↓↓↓

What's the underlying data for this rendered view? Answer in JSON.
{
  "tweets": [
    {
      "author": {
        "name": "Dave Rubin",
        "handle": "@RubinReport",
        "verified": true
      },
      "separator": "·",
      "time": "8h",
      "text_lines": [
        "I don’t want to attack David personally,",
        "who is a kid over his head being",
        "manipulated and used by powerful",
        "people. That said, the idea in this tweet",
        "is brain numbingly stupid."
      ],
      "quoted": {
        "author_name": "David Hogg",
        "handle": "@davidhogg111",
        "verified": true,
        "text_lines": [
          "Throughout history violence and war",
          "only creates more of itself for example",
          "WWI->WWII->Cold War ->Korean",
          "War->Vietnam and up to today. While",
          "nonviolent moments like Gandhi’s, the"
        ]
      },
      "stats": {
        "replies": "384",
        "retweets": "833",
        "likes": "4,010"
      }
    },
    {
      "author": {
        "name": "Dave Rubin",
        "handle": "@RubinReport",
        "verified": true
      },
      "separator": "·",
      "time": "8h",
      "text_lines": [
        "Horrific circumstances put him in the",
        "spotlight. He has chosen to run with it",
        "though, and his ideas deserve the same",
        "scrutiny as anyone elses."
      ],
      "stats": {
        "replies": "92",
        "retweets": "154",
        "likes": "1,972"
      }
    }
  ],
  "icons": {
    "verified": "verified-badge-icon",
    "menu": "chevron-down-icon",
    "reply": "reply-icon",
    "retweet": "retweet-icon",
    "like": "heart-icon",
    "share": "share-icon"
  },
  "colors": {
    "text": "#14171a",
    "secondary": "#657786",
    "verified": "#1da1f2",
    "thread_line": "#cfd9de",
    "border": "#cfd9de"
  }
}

↑↑↑

# WHAT IS ASKED
The records above should be duplicated in full, exactly as given.

# TASK OUTPUT
What's the underlying data for this rendered view? Answer in JSON.
{
  "tweets": [
    {
      "author": {
        "name": "Dave Rubin",
        "handle": "@RubinReport",
        "verified": true
      },
      "separator": "·",
      "time": "8h",
      "text_lines": [
        "I don’t want to attack David personally,",
        "who is a kid over his head being",
        "manipulated and used by powerful",
        "people. That said, the idea in this tweet",
        "is brain numbingly stupid."
      ],
      "quoted": {
        "author_name": "David Hogg",
        "handle": "@davidhogg111",
        "verified": true,
        "text_lines": [
          "Throughout history violence and war",
          "only creates more of itself for example",
          "WWI->WWII->Cold War ->Korean",
          "War->Vietnam and up to today. While",
          "nonviolent moments like Gandhi’s, the"
        ]
      },
      "stats": {
        "replies": "384",
        "retweets": "833",
        "likes": "4,010"
      }
    },
    {
      "author": {
        "name": "Dave Rubin",
        "handle": "@RubinReport",
        "verified": true
      },
      "separator": "·",
      "time": "8h",
      "text_lines": [
        "Horrific circumstances put him in the",
        "spotlight. He has chosen to run with it",
        "though, and his ideas deserve the same",
        "scrutiny as anyone elses."
      ],
      "stats": {
        "replies": "92",
        "retweets": "154",
        "likes": "1,972"
      }
    }
  ],
  "icons": {
    "verified": "verified-badge-icon",
    "menu": "chevron-down-icon",
    "reply": "reply-icon",
    "retweet": "retweet-icon",
    "like": "heart-icon",
    "share": "share-icon"
  },
  "colors": {
    "text": "#14171a",
    "secondary": "#657786",
    "verified": "#1da1f2",
    "thread_line": "#cfd9de",
    "border": "#cfd9de"
  }
}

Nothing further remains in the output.